Study text
........
Harbor View is a village in Lucas County, Ohio, United States. The population was 89 at the 2020 census.

==Geography==

According to the United States Census Bureau, the village has a total area of 0.03 sqmi, all land. The village is completely encircled by the city of Oregon.

==Demographics==

Historical population
| Census | Pop. | Note | %± |
| 1930 | 292 |  | — |
| 1940 | 361 |  | 23.6% |
| 1950 | 392 |  | 8.6% |
| 1960 | 273 |  | −30.4% |
| 1970 | 238 |  | −12.8% |
| 1980 | 164 |  | −31.1% |
| 1990 | 122 |  | −25.6% |
| 2000 | 99 |  | −18.9% |
| 2010 | 123 |  | 24.2% |
| 2020 | 89 |  | −27.6% |
| 2023 (est.) | 90 | Increase | 1.1% |
U.S. Decennial Census

===2010 census===
As of the census of 2010, there were 123 people, 48 households, and 36 families living in the village. The population density was 4100.0 PD/sqmi. There were 57 housing units at an average density of 1900.0 /sqmi. The racial makeup of the village was 96.7% White, 2.4% Asian, and 0.8% from two or more races. Hispanic or Latino of any race were 1.6% of the population.

There were 48 households, of which 33.3% had children under the age of 18 living with them, 50.0% were married couples living together, 12.5% had a female householder with no husband present, 12.5% had a male householder with no wife present, and 25.0% were non-families. 16.7% of all households were made up of individuals, and 6.3% had someone living alone who was 65 years of age or older. The average household size was 2.56 and the average family size was 2.89.

The median age in the village was 39.3 years. 23.6% of residents were under the age of 18; 6.5% were between the ages of 18 and 24; 27.6% were from 25 to 44; 30% were from 45 to 64; and 12.2% were 65 years of age or older. The gender makeup of the village was 47.2% male and 52.8% female.
........
Page segmentation data:
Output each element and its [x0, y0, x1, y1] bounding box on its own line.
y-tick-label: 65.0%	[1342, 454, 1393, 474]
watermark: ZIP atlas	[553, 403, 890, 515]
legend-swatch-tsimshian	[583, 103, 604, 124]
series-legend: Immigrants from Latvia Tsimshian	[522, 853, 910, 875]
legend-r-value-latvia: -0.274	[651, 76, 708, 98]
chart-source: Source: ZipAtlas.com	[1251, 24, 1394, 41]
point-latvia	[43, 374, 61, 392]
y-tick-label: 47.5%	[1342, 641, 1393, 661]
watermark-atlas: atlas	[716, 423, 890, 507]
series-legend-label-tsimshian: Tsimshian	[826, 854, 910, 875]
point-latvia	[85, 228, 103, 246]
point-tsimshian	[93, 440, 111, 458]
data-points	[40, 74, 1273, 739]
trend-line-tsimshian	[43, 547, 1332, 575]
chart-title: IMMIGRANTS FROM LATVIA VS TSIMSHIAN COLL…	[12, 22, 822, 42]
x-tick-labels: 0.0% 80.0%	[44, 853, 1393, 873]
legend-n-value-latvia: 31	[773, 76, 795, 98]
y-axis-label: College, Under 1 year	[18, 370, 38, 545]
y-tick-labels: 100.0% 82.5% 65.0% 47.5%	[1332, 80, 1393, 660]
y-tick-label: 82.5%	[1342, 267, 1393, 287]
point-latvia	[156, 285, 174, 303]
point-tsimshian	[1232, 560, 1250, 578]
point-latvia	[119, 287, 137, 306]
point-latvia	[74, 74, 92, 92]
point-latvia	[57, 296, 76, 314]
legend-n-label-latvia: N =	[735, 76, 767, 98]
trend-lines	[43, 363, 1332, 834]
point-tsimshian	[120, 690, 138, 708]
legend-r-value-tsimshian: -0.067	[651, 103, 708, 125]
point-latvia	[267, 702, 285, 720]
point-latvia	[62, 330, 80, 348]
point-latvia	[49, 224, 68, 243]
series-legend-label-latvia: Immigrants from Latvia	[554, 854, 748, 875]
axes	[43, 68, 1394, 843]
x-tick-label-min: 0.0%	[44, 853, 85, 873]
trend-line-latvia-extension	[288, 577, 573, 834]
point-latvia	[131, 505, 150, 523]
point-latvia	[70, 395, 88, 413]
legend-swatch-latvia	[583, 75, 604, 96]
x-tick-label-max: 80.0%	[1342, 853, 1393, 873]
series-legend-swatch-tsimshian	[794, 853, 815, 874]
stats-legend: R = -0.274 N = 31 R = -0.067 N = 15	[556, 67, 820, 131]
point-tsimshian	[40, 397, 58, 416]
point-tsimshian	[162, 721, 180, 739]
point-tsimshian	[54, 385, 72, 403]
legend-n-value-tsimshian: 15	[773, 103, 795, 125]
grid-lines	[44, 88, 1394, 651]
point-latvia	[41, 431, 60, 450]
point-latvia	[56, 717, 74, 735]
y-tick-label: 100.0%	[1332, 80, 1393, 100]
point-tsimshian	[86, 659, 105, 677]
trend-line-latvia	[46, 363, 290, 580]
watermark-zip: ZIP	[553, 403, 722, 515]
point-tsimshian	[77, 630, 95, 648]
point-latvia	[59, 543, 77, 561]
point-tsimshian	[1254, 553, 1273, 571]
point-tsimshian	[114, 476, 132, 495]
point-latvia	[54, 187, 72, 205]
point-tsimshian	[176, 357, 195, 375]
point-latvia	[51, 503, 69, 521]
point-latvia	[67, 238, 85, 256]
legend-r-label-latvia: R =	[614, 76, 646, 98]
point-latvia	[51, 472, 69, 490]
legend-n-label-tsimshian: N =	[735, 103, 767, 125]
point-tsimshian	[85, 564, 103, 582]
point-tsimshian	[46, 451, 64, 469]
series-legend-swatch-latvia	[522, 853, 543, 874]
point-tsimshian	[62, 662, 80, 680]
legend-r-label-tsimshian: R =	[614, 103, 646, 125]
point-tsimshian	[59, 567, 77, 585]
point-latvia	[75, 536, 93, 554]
........
Directions
[1] Write out the Harbor View article word for word, starting at "The median age" and ending at "and 52.8% female.".
[2] Extend the Harbor View article with new text that picks up after its last sentence.

Outputs by task
[1]
The median age in the village was 39.3 years. 23.6% of residents were under the age of 18; 6.5% were between the ages of 18 and 24; 27.6% were from 25 to 44; 30% were from 45 to 64; and 12.2% were 65 years of age or older. The gender makeup of the village was 47.2% male and 52.8% female.

[2]
===2000 census===
As of the census of 2000, there were 99 people, 37 households, and 25 families living in the village. The population density was 3,398.5 PD/sqmi. There were 41 housing units at an average density of 1,407.5 /sqmi. The racial makeup of the village was 95.96% White, 1.01% Native American, 3.03% from other races. Hispanic or Latino of any race were 6.06% of the population.

There were 37 households, out of which 35.1% had children under the age of 18 living with them, 48.6% were married couples living together, 16.2% had a female householder with no husband present, and 32.4% were non-families. 24.3% of all households were made up of individuals, and 13.5% had someone living alone who was 65 years of age or older. The average household size was 2.68 and the average family size was 3.24.

In the village, the population was spread out, with 29.3% under the age of 18, 10.1% from 18 to 24, 32.3% from 25 to 44, 18.2% from 45 to 64, and 10.1% who were 65 years of age or older. The median age was 37 years. For every 100 females there were 110.6 males. For every 100 females age 18 and over, there were 89.2 males.

The median income for a household in the village was $35,833, and the median income for a family was $40,625. Males had a median income of $26,563 versus $23,333 for females. The per capita income for the village was $13,163. There were 6.5% of families and 16.7% of the population living below the poverty line, including 26.3% of under eighteens and 28.6% of those over 64.